### [Extracted entries]
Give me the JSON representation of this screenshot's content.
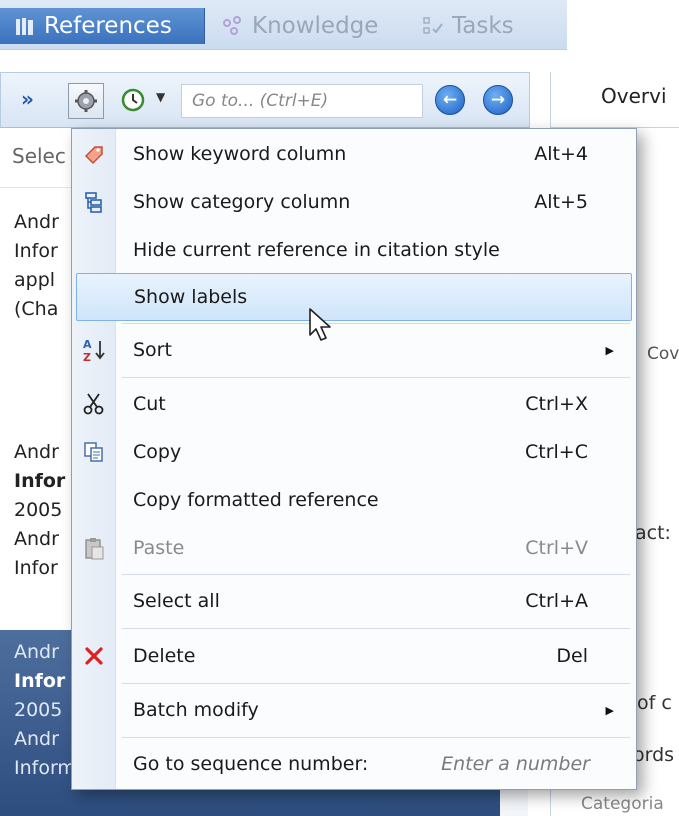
{
  "tabs": [
    {
      "label": "References",
      "icon": "books-icon",
      "active": true
    },
    {
      "label": "Knowledge",
      "icon": "knowledge-icon",
      "active": false
    },
    {
      "label": "Tasks",
      "icon": "tasks-icon",
      "active": false
    }
  ],
  "toolbar": {
    "expand": "»",
    "goto_placeholder": "Go to... (Ctrl+E)",
    "back": "←",
    "forward": "→"
  },
  "search": {
    "placeholder": "Selec"
  },
  "references": [
    {
      "lines": [
        "Andr",
        "Infor",
        "appl",
        "(Cha"
      ]
    },
    {
      "lines": [
        "Andr",
        "Infor",
        "2005",
        "Andr",
        "Infor"
      ]
    },
    {
      "lines": [
        "Andr",
        "Infor",
        "2005",
        "Andr",
        "Information"
      ]
    }
  ],
  "right": {
    "tab": "Overvi",
    "labels": [
      "Cov",
      "act:",
      "of c",
      "ords",
      "Categoria"
    ]
  },
  "menu": {
    "items": [
      {
        "label": "Show keyword column",
        "shortcut": "Alt+4",
        "icon": "keyword-icon"
      },
      {
        "label": "Show category column",
        "shortcut": "Alt+5",
        "icon": "category-icon"
      },
      {
        "label": "Hide current reference in citation style",
        "shortcut": ""
      },
      {
        "label": "Show labels",
        "shortcut": "",
        "hover": true
      },
      {
        "label": "Sort",
        "submenu": true,
        "icon": "sort-az-icon"
      },
      {
        "label": "Cut",
        "shortcut": "Ctrl+X",
        "icon": "scissors-icon"
      },
      {
        "label": "Copy",
        "shortcut": "Ctrl+C",
        "icon": "copy-icon"
      },
      {
        "label": "Copy formatted reference",
        "shortcut": ""
      },
      {
        "label": "Paste",
        "shortcut": "Ctrl+V",
        "icon": "paste-icon",
        "disabled": true
      },
      {
        "label": "Select all",
        "shortcut": "Ctrl+A"
      },
      {
        "label": "Delete",
        "shortcut": "Del",
        "icon": "delete-x-icon"
      },
      {
        "label": "Batch modify",
        "submenu": true
      },
      {
        "label": "Go to sequence number:",
        "hint": "Enter a number"
      }
    ]
  },
  "colors": {
    "accent": "#3b72bd",
    "hover": "#cfe5fb",
    "delete": "#e02020"
  }
}
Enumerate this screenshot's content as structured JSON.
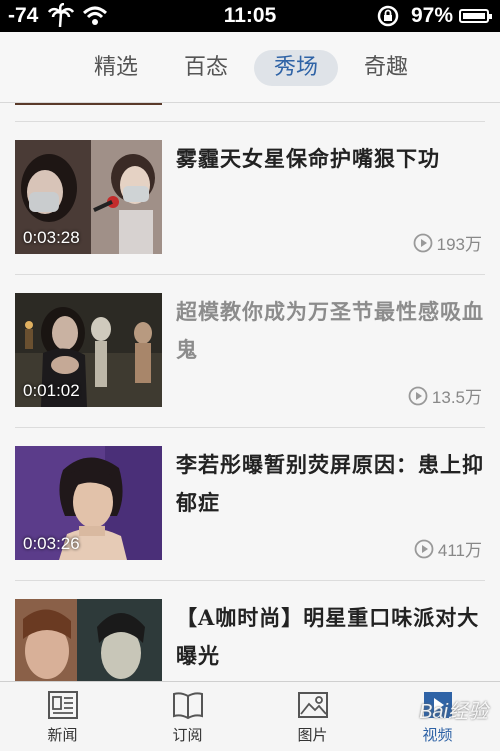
{
  "status_bar": {
    "signal": "-74",
    "time": "11:05",
    "battery_percent": "97%"
  },
  "category_tabs": [
    {
      "label": "精选",
      "active": false
    },
    {
      "label": "百态",
      "active": false
    },
    {
      "label": "秀场",
      "active": true
    },
    {
      "label": "奇趣",
      "active": false
    }
  ],
  "videos": [
    {
      "title": "雾霾天女星保命护嘴狠下功",
      "duration": "0:03:28",
      "views": "193万",
      "read": false
    },
    {
      "title": "超模教你成为万圣节最性感吸血鬼",
      "duration": "0:01:02",
      "views": "13.5万",
      "read": true
    },
    {
      "title": "李若彤曝暂别荧屏原因：患上抑郁症",
      "duration": "0:03:26",
      "views": "411万",
      "read": false
    },
    {
      "title": "【A咖时尚】明星重口味派对大曝光",
      "duration": "",
      "views": "",
      "read": false
    }
  ],
  "tab_bar": [
    {
      "label": "新闻",
      "icon": "news-icon",
      "active": false
    },
    {
      "label": "订阅",
      "icon": "book-icon",
      "active": false
    },
    {
      "label": "图片",
      "icon": "picture-icon",
      "active": false
    },
    {
      "label": "视频",
      "icon": "video-icon",
      "active": true
    }
  ],
  "watermark": "Bai经验",
  "colors": {
    "accent": "#2f63a6",
    "active_tab_bg": "#dfe3e8"
  }
}
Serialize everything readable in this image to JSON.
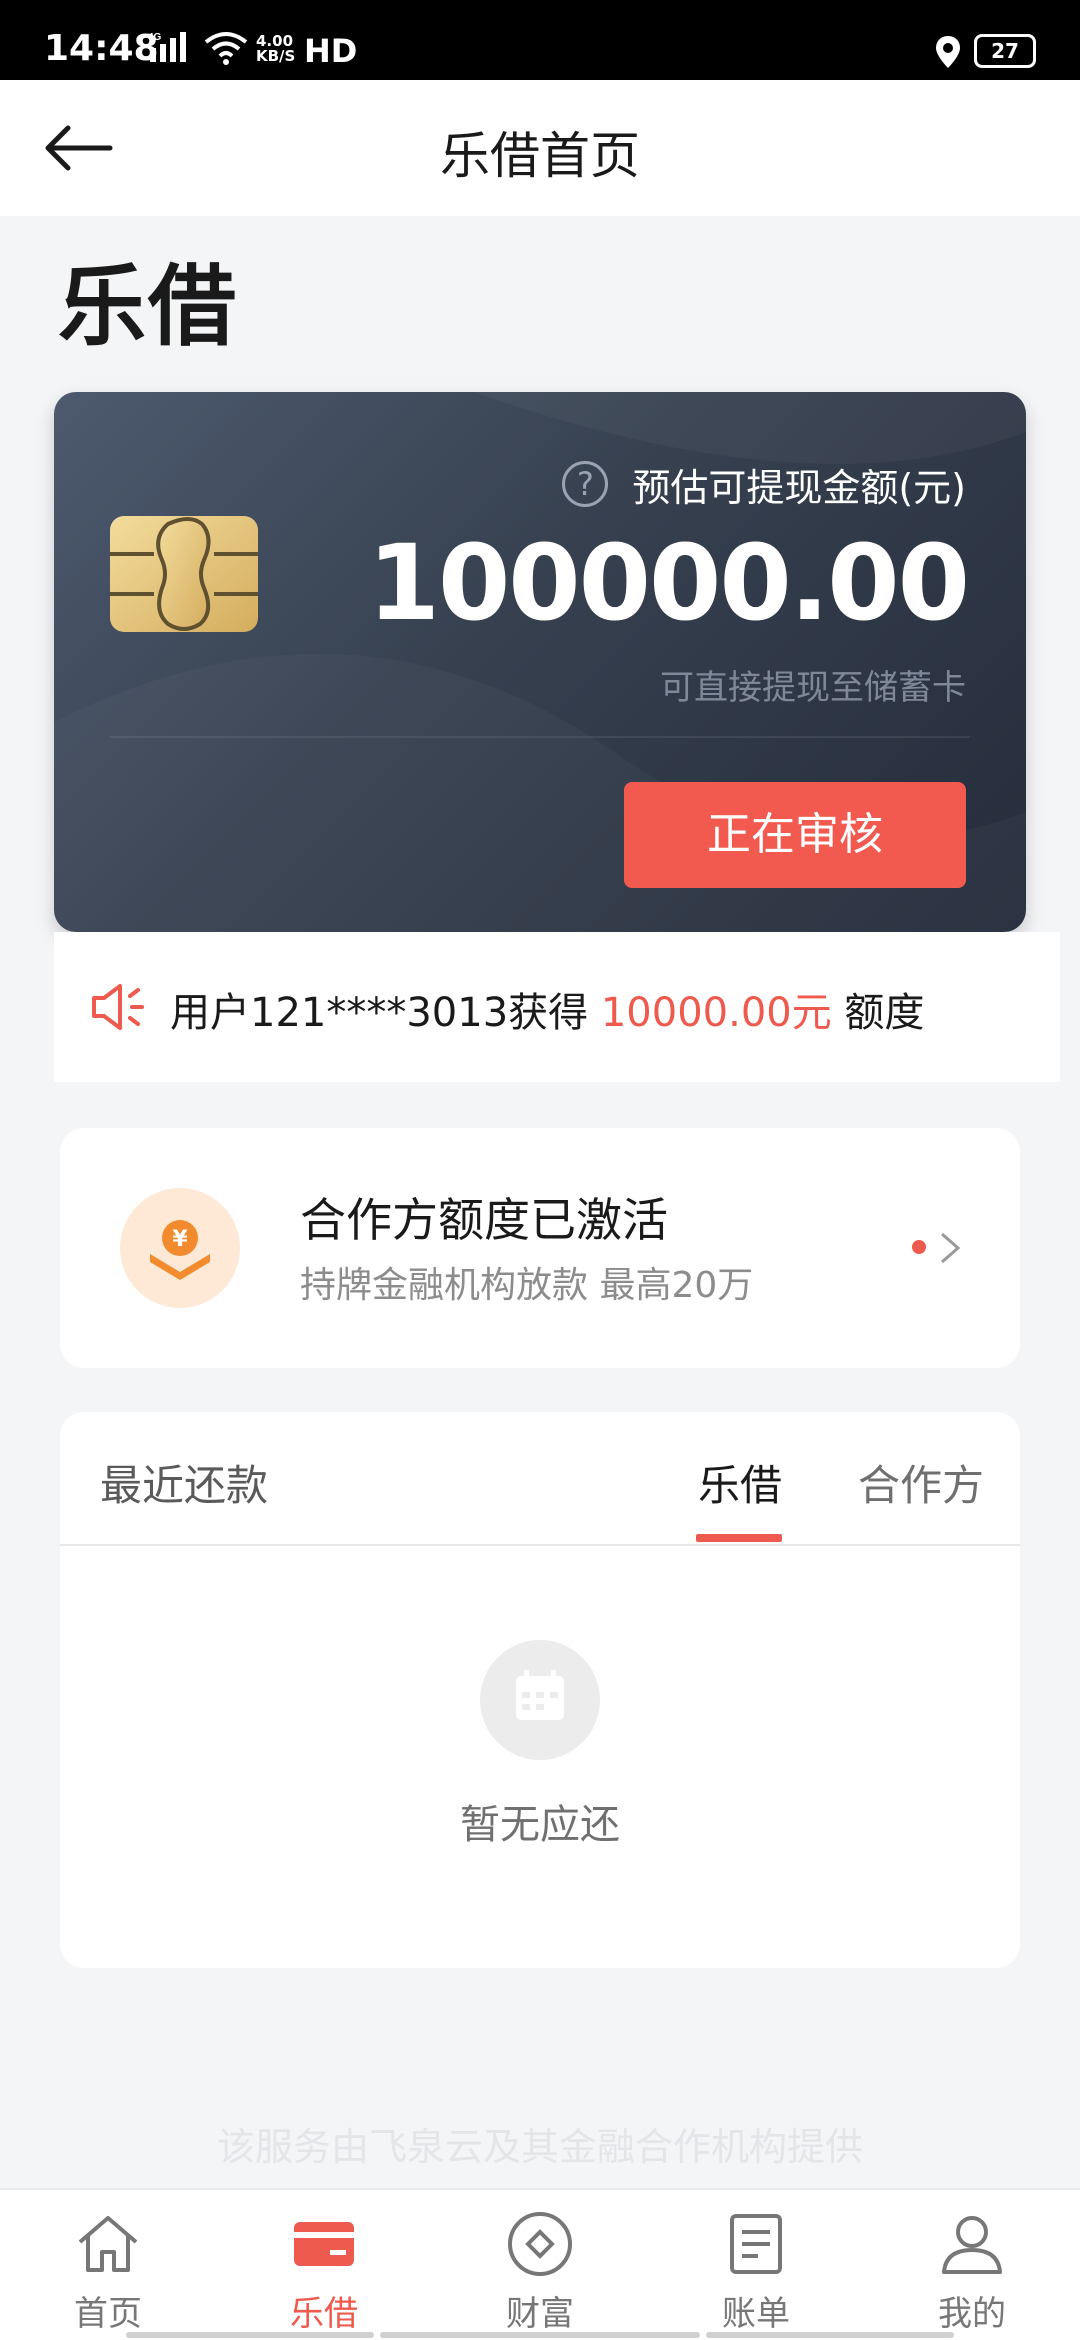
{
  "status_bar": {
    "time": "14:48",
    "network": "4G",
    "speed_value": "4.00",
    "speed_unit": "KB/S",
    "hd": "HD",
    "battery": "27"
  },
  "nav": {
    "title": "乐借首页",
    "back_icon": "arrow-left-icon"
  },
  "page_heading": "乐借",
  "card": {
    "label": "预估可提现金额(元)",
    "amount": "100000.00",
    "subtitle": "可直接提现至储蓄卡",
    "button_label": "正在审核",
    "help_glyph": "?"
  },
  "notice": {
    "prefix": "用户121****3013获得 ",
    "highlight": "10000.00元",
    "suffix": " 额度",
    "icon": "megaphone-icon"
  },
  "partner": {
    "title": "合作方额度已激活",
    "subtitle": "持牌金融机构放款 最高20万",
    "icon": "yuan-hand-icon"
  },
  "repayment": {
    "title": "最近还款",
    "tabs": [
      {
        "label": "乐借",
        "active": true
      },
      {
        "label": "合作方",
        "active": false
      }
    ],
    "empty_text": "暂无应还"
  },
  "footer_note": "该服务由飞泉云及其金融合作机构提供",
  "tabbar": {
    "items": [
      {
        "label": "首页",
        "icon": "home-icon",
        "active": false
      },
      {
        "label": "乐借",
        "icon": "card-icon",
        "active": true
      },
      {
        "label": "财富",
        "icon": "diamond-circle-icon",
        "active": false
      },
      {
        "label": "账单",
        "icon": "document-icon",
        "active": false
      },
      {
        "label": "我的",
        "icon": "user-icon",
        "active": false
      }
    ]
  },
  "colors": {
    "accent": "#ee5a4e",
    "button": "#f25a50",
    "card_dark": "#252c3b",
    "card_light": "#4d5a6e",
    "chip_gold": "#e8c97a"
  }
}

### [Direction]
Working from the line that contains "Serialize everything readable" to the last line of the listing, please quote each line exactly, pictures excluded.

### [Answer to the problem]
Serialize everything readable in this image to JSON.
{
  "status_bar": {
    "time": "14:48",
    "network": "4G",
    "speed_value": "4.00",
    "speed_unit": "KB/S",
    "hd": "HD",
    "battery": "27"
  },
  "nav": {
    "title": "乐借首页",
    "back_icon": "arrow-left-icon"
  },
  "page_heading": "乐借",
  "card": {
    "label": "预估可提现金额(元)",
    "amount": "100000.00",
    "subtitle": "可直接提现至储蓄卡",
    "button_label": "正在审核",
    "help_glyph": "?"
  },
  "notice": {
    "prefix": "用户121****3013获得 ",
    "highlight": "10000.00元",
    "suffix": " 额度",
    "icon": "megaphone-icon"
  },
  "partner": {
    "title": "合作方额度已激活",
    "subtitle": "持牌金融机构放款 最高20万",
    "icon": "yuan-hand-icon"
  },
  "repayment": {
    "title": "最近还款",
    "tabs": [
      {
        "label": "乐借",
        "active": true
      },
      {
        "label": "合作方",
        "active": false
      }
    ],
    "empty_text": "暂无应还"
  },
  "footer_note": "该服务由飞泉云及其金融合作机构提供",
  "tabbar": {
    "items": [
      {
        "label": "首页",
        "icon": "home-icon",
        "active": false
      },
      {
        "label": "乐借",
        "icon": "card-icon",
        "active": true
      },
      {
        "label": "财富",
        "icon": "diamond-circle-icon",
        "active": false
      },
      {
        "label": "账单",
        "icon": "document-icon",
        "active": false
      },
      {
        "label": "我的",
        "icon": "user-icon",
        "active": false
      }
    ]
  },
  "colors": {
    "accent": "#ee5a4e",
    "button": "#f25a50",
    "card_dark": "#252c3b",
    "card_light": "#4d5a6e",
    "chip_gold": "#e8c97a"
  }
}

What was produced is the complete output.